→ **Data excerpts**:
▽

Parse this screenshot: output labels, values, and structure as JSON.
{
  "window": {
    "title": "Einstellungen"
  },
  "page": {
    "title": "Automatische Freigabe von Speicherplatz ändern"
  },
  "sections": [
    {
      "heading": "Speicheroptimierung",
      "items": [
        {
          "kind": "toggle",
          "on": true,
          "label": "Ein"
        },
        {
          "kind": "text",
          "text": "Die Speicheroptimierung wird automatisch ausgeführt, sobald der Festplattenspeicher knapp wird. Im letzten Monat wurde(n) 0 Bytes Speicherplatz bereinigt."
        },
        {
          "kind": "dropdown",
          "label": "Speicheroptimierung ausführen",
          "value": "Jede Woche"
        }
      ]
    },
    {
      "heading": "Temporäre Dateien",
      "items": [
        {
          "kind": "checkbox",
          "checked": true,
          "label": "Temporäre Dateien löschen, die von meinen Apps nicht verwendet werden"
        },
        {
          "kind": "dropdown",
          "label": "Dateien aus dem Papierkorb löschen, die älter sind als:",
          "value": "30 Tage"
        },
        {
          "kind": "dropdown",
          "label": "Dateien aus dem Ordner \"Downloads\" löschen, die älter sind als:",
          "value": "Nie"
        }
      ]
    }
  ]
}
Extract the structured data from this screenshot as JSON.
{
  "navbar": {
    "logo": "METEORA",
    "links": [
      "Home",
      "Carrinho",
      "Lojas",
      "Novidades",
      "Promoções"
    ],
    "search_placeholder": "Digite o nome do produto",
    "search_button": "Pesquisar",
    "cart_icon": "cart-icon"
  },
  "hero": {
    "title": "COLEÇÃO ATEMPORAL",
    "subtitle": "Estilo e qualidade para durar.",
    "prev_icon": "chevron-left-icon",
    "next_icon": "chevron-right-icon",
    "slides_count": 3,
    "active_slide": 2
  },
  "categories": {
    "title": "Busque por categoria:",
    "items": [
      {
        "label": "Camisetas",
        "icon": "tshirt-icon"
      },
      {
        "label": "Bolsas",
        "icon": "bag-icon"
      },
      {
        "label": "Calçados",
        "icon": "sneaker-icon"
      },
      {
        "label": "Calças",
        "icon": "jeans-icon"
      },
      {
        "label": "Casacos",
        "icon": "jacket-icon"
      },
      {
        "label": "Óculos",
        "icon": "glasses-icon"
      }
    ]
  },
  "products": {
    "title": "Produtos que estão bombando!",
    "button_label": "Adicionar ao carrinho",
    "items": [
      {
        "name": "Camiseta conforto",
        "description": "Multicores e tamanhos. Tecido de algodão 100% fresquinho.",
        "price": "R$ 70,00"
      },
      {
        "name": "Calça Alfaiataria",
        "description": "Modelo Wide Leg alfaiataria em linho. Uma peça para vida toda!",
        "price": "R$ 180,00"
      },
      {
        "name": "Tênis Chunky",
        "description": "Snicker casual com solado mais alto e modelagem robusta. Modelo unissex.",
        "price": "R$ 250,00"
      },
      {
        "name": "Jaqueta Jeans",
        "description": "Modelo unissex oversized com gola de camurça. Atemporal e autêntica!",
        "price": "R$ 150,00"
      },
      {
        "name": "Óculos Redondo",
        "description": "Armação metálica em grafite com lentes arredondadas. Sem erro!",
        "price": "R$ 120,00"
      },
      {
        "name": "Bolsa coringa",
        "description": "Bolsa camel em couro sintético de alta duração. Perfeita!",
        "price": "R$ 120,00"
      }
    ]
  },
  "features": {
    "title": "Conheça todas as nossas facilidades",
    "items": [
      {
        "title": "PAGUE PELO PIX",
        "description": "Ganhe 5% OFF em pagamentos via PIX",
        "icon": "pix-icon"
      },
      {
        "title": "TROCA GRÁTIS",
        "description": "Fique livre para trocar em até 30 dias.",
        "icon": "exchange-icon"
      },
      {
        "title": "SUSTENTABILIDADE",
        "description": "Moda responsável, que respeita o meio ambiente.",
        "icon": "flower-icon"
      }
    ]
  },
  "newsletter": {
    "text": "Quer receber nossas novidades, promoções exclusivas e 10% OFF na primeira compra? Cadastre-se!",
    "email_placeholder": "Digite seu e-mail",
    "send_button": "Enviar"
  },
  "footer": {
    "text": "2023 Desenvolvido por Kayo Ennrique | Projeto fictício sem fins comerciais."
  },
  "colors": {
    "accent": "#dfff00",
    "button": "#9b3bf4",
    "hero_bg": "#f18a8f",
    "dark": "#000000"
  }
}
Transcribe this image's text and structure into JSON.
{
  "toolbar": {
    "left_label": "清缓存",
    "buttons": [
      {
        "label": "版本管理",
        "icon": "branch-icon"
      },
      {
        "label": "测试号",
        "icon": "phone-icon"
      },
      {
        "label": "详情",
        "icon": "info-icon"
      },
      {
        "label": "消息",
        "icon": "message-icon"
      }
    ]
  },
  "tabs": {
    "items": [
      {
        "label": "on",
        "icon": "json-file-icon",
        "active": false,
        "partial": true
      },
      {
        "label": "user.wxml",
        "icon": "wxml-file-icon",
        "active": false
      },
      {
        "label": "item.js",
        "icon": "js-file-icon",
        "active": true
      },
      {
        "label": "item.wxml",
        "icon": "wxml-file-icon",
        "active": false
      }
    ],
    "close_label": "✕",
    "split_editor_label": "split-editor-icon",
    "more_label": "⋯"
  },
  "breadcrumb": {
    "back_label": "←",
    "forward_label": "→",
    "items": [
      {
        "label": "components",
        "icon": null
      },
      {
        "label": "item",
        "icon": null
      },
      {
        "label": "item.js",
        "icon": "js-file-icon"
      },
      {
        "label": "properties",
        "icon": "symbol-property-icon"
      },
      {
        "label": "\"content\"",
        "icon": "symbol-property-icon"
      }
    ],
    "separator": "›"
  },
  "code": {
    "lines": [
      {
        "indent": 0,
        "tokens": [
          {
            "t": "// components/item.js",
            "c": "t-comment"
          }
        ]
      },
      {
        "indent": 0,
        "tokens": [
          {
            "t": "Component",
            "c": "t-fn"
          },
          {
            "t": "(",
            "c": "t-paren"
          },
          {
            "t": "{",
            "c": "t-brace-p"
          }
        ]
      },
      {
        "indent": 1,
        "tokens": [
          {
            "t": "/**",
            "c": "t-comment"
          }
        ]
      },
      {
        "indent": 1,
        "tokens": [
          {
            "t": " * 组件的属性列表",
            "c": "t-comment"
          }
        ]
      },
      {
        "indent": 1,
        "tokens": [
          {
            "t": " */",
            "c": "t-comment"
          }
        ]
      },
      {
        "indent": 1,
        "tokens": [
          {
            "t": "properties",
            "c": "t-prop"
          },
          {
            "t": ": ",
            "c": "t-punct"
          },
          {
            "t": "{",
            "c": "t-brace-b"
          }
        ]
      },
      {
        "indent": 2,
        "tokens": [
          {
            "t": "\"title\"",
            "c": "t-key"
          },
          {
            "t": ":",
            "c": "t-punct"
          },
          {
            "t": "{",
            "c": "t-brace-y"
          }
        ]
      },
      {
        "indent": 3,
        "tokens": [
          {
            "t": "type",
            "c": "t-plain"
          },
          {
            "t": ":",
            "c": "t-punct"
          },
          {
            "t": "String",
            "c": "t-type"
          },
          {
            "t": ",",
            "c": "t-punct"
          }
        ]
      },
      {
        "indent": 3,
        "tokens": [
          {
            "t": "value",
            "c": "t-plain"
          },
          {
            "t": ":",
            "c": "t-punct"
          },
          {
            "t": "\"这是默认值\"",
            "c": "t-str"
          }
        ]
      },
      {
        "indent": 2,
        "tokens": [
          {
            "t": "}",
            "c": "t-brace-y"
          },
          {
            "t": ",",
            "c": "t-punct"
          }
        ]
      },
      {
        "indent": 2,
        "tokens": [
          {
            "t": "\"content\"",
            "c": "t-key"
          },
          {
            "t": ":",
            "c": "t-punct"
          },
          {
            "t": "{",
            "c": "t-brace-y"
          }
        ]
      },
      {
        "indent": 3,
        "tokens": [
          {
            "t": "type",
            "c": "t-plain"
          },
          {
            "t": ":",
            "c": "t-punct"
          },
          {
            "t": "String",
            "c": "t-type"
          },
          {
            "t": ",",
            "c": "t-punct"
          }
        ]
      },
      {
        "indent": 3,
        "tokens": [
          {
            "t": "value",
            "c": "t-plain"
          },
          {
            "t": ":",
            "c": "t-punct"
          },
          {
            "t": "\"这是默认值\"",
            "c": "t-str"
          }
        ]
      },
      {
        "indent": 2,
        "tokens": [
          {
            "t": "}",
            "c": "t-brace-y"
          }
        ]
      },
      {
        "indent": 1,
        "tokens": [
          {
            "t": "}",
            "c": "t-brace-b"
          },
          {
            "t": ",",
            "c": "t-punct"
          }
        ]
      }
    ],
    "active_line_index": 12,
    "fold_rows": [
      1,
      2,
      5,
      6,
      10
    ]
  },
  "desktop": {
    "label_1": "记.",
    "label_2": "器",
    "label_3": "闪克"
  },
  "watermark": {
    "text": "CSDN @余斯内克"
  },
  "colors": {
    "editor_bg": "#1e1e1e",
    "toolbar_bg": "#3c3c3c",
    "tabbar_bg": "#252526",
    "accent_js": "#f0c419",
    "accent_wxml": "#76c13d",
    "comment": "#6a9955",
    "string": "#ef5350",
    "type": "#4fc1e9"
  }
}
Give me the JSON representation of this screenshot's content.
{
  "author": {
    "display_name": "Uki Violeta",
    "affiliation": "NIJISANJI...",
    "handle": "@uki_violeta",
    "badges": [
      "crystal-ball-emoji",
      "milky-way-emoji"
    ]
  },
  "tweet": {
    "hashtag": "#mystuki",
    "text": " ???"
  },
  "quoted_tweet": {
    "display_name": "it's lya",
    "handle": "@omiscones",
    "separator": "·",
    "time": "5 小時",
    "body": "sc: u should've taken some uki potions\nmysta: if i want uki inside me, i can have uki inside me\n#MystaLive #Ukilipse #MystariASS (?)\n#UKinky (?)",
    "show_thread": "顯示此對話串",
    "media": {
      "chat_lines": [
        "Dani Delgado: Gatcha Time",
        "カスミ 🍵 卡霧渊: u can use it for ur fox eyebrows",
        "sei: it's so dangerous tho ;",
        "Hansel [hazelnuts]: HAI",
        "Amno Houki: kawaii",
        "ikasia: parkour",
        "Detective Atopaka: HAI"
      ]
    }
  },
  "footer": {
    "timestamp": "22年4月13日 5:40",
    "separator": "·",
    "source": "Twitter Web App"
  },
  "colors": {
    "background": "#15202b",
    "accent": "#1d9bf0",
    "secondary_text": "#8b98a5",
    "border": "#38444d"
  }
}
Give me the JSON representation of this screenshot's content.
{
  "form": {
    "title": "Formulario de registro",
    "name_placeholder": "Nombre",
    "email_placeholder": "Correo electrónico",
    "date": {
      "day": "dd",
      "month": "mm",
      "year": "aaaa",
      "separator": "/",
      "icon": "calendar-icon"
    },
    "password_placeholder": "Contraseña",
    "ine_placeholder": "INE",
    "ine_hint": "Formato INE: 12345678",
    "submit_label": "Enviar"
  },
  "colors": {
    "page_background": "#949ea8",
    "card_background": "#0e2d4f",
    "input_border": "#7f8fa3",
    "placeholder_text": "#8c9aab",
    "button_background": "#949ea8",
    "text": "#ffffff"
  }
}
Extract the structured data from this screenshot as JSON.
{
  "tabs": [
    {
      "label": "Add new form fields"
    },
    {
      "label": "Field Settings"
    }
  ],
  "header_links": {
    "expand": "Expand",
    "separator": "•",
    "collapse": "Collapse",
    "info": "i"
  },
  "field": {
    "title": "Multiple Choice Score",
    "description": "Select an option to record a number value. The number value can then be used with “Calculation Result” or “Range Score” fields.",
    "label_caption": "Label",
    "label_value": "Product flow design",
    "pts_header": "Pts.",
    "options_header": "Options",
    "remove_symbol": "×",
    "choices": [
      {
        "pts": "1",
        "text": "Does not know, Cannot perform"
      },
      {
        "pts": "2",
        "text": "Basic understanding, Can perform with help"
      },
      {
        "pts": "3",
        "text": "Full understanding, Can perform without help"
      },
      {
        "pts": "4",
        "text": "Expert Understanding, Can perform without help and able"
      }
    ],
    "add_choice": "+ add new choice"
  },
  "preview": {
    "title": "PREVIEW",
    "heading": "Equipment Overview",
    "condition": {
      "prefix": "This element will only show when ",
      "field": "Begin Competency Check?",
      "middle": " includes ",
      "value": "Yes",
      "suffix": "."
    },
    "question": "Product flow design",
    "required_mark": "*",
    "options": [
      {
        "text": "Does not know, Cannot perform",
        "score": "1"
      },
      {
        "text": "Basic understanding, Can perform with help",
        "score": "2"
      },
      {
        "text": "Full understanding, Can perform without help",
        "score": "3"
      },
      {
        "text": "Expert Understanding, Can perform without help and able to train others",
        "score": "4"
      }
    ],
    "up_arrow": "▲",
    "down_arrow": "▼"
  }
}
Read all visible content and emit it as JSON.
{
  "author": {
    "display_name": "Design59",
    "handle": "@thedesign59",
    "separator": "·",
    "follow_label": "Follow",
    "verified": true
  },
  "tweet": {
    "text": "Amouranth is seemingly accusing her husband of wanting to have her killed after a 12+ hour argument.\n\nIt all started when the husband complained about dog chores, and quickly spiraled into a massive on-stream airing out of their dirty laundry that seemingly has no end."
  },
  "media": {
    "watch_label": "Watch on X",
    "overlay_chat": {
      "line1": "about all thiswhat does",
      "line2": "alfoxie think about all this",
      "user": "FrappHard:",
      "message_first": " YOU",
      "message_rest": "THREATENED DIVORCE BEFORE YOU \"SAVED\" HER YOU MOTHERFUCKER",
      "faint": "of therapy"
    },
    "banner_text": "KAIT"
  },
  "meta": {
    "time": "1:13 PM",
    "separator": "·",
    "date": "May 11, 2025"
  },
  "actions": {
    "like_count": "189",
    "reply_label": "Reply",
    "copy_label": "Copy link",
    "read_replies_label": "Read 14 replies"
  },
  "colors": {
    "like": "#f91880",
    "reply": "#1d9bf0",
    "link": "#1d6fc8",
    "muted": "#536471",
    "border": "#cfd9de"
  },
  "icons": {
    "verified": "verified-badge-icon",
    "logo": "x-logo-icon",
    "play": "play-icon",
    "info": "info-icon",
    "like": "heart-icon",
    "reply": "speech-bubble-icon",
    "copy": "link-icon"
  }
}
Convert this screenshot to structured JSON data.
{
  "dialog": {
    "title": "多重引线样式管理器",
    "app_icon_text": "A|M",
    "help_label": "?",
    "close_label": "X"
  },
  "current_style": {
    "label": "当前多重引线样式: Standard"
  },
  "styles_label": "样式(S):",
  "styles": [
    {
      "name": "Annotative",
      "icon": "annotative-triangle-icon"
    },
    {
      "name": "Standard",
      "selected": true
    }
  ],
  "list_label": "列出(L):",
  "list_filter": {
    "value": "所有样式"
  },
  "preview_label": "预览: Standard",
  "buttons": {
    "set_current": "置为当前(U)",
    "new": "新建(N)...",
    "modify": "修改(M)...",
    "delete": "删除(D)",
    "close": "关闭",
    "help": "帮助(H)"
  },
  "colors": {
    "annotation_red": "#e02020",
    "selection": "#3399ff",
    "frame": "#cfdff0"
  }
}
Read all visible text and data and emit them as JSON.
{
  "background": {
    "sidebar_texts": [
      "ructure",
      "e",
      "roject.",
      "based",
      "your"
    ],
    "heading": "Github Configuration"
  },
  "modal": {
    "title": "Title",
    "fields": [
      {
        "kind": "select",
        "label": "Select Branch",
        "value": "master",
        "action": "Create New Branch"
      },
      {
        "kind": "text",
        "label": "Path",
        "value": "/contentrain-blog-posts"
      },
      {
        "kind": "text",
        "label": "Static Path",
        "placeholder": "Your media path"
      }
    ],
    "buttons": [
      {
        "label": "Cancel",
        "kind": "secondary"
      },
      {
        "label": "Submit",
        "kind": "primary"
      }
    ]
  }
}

△

→ **SET EXERCISE**:
Check each line of the records for "älter" and copy the ones that contain it.

→ **ANSWER FOR THE TASK**:
          "label": "Dateien aus dem Papierkorb löschen, die älter sind als:",
          "label": "Dateien aus dem Ordner \"Downloads\" löschen, die älter sind als:",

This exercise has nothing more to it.